Exercise aim: Return all of the data exactly as written, without the pictures.

─── Input for this task

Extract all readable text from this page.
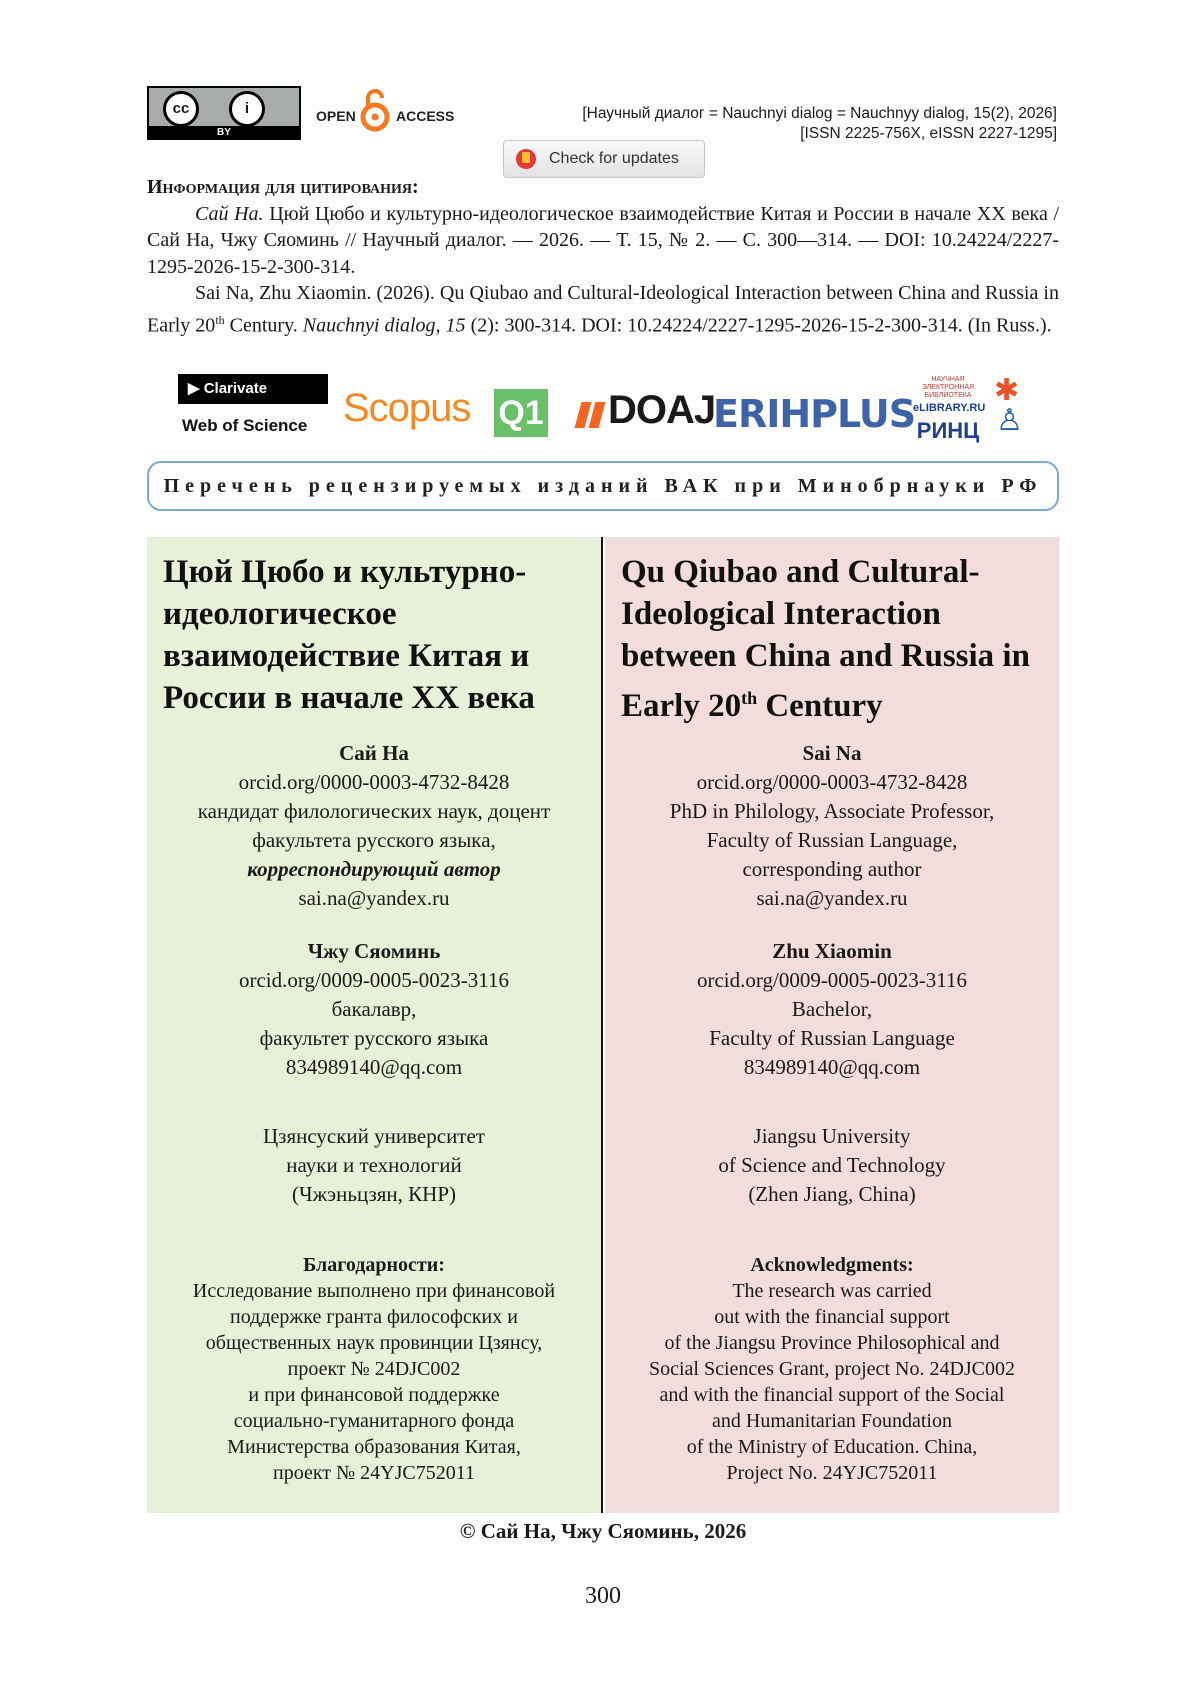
cc	i
BY
OPEN	ACCESS	[Научный диалог = Nauchnyi dialog = Nauchnyy dialog, 15(2), 2026]
[ISSN 2225-756X, eISSN 2227-1295]
Check for updates
Информация для цитирования:

Сай На. Цюй Цюбо и культурно-идеологическое взаимодействие Китая и России в начале XX века / Сай На, Чжу Сяоминь // Научный диалог. — 2026. — Т. 15, № 2. — С. 300—314. — DOI: 10.24224/2227-1295-2026-15-2-300-314.

Sai Na, Zhu Xiaomin. (2026). Qu Qiubao and Cultural-Ideological Interaction between China and Russia in Early 20th Century. Nauchnyi dialog, 15 (2): 300-314. DOI: 10.24224/2227-1295-2026-15-2-300-314. (In Russ.).

▶ Clarivate
Web of Science Scopus Q1 DOAJ
ERIHPLUS
НАУЧНАЯ ЭЛЕКТРОННАЯ БИБЛИОТЕКА
eLIBRARY.RU
РИНЦ
✱
♙
Перечень рецензируемых изданий ВАК при Минобрнауки РФ
Цюй Цюбо и культурно-идеологическое взаимодействие Китая и России в начале XX века
Сай На
orcid.org/0000-0003-4732-8428
кандидат филологических наук, доцент
факультета русского языка,
корреспондирующий автор
sai.na@yandex.ru
Чжу Сяоминь
orcid.org/0009-0005-0023-3116
бакалавр,
факультет русского языка
834989140@qq.com
Цзянсуский университет
науки и технологий
(Чжэньцзян, КНР)
Благодарности:
Исследование выполнено при финансовой
поддержке гранта философских и
общественных наук провинции Цзянсу,
проект № 24DJC002
и при финансовой поддержке
социально-гуманитарного фонда
Министерства образования Китая,
проект № 24YJC752011
Qu Qiubao and Cultural-Ideological Interaction between China and Russia in Early 20th Century
Sai Na
orcid.org/0000-0003-4732-8428
PhD in Philology, Associate Professor,
Faculty of Russian Language,
corresponding author
sai.na@yandex.ru
Zhu Xiaomin
orcid.org/0009-0005-0023-3116
Bachelor,
Faculty of Russian Language
834989140@qq.com
Jiangsu University
of Science and Technology
(Zhen Jiang, China)
Acknowledgments:
The research was carried
out with the financial support
of the Jiangsu Province Philosophical and
Social Sciences Grant, project No. 24DJC002
and with the financial support of the Social
and Humanitarian Foundation
of the Ministry of Education. China,
Project No. 24YJC752011
© Сай На, Чжу Сяоминь, 2026
300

──────

Expected answer:
Extract all readable text from this page.
cc	i
BY
OPEN	ACCESS	[Научный диалог = Nauchnyi dialog = Nauchnyy dialog, 15(2), 2026]
[ISSN 2225-756X, eISSN 2227-1295]
Check for updates
Информация для цитирования:

Сай На. Цюй Цюбо и культурно-идеологическое взаимодействие Китая и России в начале XX века / Сай На, Чжу Сяоминь // Научный диалог. — 2026. — Т. 15, № 2. — С. 300—314. — DOI: 10.24224/2227-1295-2026-15-2-300-314.

Sai Na, Zhu Xiaomin. (2026). Qu Qiubao and Cultural-Ideological Interaction between China and Russia in Early 20th Century. Nauchnyi dialog, 15 (2): 300-314. DOI: 10.24224/2227-1295-2026-15-2-300-314. (In Russ.).

▶ Clarivate
Web of Science Scopus Q1 DOAJ
ERIHPLUS
НАУЧНАЯ ЭЛЕКТРОННАЯ БИБЛИОТЕКА
eLIBRARY.RU
РИНЦ
✱
♙
Перечень рецензируемых изданий ВАК при Минобрнауки РФ
Цюй Цюбо и культурно-идеологическое взаимодействие Китая и России в начале XX века
Сай На
orcid.org/0000-0003-4732-8428
кандидат филологических наук, доцент
факультета русского языка,
корреспондирующий автор
sai.na@yandex.ru
Чжу Сяоминь
orcid.org/0009-0005-0023-3116
бакалавр,
факультет русского языка
834989140@qq.com
Цзянсуский университет
науки и технологий
(Чжэньцзян, КНР)
Благодарности:
Исследование выполнено при финансовой
поддержке гранта философских и
общественных наук провинции Цзянсу,
проект № 24DJC002
и при финансовой поддержке
социально-гуманитарного фонда
Министерства образования Китая,
проект № 24YJC752011
Qu Qiubao and Cultural-Ideological Interaction between China and Russia in Early 20th Century
Sai Na
orcid.org/0000-0003-4732-8428
PhD in Philology, Associate Professor,
Faculty of Russian Language,
corresponding author
sai.na@yandex.ru
Zhu Xiaomin
orcid.org/0009-0005-0023-3116
Bachelor,
Faculty of Russian Language
834989140@qq.com
Jiangsu University
of Science and Technology
(Zhen Jiang, China)
Acknowledgments:
The research was carried
out with the financial support
of the Jiangsu Province Philosophical and
Social Sciences Grant, project No. 24DJC002
and with the financial support of the Social
and Humanitarian Foundation
of the Ministry of Education. China,
Project No. 24YJC752011
© Сай На, Чжу Сяоминь, 2026
300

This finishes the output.